START Records

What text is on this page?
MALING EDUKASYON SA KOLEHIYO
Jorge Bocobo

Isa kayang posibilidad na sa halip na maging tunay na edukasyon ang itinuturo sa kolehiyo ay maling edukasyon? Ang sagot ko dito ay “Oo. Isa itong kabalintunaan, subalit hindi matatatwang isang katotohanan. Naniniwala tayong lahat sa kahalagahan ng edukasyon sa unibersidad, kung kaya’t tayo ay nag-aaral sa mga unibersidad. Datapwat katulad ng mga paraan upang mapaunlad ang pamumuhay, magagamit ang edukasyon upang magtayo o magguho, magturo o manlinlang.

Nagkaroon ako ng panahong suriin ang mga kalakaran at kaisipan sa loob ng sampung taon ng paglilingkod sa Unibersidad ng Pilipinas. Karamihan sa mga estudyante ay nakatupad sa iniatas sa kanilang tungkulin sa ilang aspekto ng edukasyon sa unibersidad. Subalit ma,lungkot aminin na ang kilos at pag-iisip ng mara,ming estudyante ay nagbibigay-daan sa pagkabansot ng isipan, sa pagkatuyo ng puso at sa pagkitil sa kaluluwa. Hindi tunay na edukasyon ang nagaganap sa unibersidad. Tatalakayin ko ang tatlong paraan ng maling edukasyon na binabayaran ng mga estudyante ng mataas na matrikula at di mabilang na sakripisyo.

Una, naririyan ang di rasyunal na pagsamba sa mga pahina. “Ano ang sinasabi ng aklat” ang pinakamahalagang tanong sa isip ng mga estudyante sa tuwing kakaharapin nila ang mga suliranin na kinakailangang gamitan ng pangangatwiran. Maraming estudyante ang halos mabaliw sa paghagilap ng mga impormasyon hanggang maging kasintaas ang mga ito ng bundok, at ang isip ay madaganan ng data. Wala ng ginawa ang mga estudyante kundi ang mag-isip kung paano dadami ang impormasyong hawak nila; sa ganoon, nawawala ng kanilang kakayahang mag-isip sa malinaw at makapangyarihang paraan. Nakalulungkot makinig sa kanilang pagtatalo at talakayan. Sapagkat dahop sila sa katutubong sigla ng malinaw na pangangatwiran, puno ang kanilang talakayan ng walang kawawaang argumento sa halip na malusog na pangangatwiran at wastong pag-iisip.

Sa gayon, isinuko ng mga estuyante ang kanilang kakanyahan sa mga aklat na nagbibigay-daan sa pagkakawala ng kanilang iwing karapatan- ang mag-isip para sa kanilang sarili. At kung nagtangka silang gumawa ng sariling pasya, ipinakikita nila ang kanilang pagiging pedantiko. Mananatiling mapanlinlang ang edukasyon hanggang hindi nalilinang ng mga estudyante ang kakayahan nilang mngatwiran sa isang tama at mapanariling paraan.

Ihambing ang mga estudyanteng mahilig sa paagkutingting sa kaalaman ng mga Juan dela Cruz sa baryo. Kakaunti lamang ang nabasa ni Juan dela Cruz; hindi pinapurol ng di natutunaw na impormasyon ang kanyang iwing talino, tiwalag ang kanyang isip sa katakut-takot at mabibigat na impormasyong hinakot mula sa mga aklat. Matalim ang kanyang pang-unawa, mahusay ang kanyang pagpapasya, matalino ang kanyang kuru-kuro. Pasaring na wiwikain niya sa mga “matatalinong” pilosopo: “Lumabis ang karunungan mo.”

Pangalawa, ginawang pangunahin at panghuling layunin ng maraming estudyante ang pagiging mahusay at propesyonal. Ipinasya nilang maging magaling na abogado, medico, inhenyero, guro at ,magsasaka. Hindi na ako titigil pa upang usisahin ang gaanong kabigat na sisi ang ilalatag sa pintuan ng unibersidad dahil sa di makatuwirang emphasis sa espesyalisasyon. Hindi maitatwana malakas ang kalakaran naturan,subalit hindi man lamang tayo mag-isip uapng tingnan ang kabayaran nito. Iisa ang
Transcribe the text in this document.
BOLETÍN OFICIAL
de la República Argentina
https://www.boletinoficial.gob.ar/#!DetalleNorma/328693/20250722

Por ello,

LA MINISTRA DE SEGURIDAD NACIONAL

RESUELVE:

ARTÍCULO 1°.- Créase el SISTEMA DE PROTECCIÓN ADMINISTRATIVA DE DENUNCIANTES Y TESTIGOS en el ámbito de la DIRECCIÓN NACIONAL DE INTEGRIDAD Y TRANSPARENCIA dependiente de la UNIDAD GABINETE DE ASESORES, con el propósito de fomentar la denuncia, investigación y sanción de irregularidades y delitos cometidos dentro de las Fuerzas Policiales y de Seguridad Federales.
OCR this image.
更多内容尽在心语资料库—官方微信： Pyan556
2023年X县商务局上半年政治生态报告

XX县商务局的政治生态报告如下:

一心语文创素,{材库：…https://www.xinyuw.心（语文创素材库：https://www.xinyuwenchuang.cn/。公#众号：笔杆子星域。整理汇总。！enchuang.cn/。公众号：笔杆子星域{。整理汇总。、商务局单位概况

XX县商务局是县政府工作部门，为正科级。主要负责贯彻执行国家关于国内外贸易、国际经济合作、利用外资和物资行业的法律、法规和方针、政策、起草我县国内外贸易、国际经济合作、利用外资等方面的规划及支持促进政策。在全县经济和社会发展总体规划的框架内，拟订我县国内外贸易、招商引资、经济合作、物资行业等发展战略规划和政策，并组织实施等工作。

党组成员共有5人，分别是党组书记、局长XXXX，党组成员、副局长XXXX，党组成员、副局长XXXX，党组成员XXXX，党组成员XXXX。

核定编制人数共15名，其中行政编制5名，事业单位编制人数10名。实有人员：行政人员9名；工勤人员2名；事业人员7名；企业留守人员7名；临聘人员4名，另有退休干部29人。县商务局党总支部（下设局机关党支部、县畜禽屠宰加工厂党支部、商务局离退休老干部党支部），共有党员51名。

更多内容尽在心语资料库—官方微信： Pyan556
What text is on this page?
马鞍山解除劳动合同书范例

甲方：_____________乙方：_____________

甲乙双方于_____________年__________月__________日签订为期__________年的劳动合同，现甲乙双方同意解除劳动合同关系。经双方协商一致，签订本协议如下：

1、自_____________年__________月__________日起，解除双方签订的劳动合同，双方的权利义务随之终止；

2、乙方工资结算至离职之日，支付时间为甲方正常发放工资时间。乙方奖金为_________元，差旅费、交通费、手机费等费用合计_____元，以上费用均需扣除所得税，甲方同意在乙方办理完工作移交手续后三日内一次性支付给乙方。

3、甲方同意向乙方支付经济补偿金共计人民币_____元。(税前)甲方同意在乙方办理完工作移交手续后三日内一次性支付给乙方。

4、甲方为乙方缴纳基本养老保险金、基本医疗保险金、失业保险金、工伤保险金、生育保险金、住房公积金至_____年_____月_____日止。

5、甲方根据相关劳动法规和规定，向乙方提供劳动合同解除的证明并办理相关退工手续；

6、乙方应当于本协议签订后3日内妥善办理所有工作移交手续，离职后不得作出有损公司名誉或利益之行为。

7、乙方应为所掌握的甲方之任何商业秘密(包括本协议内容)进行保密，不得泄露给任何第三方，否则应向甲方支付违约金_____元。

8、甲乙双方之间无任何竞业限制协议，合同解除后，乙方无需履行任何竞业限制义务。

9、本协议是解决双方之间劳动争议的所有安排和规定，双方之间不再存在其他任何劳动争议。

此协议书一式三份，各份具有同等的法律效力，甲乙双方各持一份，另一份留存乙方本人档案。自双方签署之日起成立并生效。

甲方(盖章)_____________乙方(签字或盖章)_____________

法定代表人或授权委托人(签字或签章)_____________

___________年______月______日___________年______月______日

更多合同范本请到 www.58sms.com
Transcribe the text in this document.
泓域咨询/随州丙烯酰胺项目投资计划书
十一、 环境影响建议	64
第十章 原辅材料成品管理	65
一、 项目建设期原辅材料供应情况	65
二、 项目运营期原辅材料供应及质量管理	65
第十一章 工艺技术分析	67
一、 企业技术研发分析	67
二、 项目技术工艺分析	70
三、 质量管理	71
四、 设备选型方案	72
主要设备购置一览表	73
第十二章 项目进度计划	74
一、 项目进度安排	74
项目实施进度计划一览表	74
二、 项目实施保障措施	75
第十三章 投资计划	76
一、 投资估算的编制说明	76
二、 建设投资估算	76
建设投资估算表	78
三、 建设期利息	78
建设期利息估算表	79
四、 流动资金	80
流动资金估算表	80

END Records

■ Task prompt: Collect the lines of the data that carry the word "upang".

■ The answer:
Isa kayang posibilidad na sa halip na maging tunay na edukasyon ang itinuturo sa kolehiyo ay maling edukasyon? Ang sagot ko dito ay “Oo. Isa itong kabalintunaan, subalit hindi matatatwang isang katotohanan. Naniniwala tayong lahat sa kahalagahan ng edukasyon sa unibersidad, kung kaya’t tayo ay nag-aaral sa mga unibersidad. Datapwat katulad ng mga paraan upang mapaunlad ang pamumuhay, magagamit ang edukasyon upang magtayo o magguho, magturo o manlinlang.
Pangalawa, ginawang pangunahin at panghuling layunin ng maraming estudyante ang pagiging mahusay at propesyonal. Ipinasya nilang maging magaling na abogado, medico, inhenyero, guro at ,magsasaka. Hindi na ako titigil pa upang usisahin ang gaanong kabigat na sisi ang ilalatag sa pintuan ng unibersidad dahil sa di makatuwirang emphasis sa espesyalisasyon. Hindi maitatwana malakas ang kalakaran naturan,subalit hindi man lamang tayo mag-isip uapng tingnan ang kabayaran nito. Iisa ang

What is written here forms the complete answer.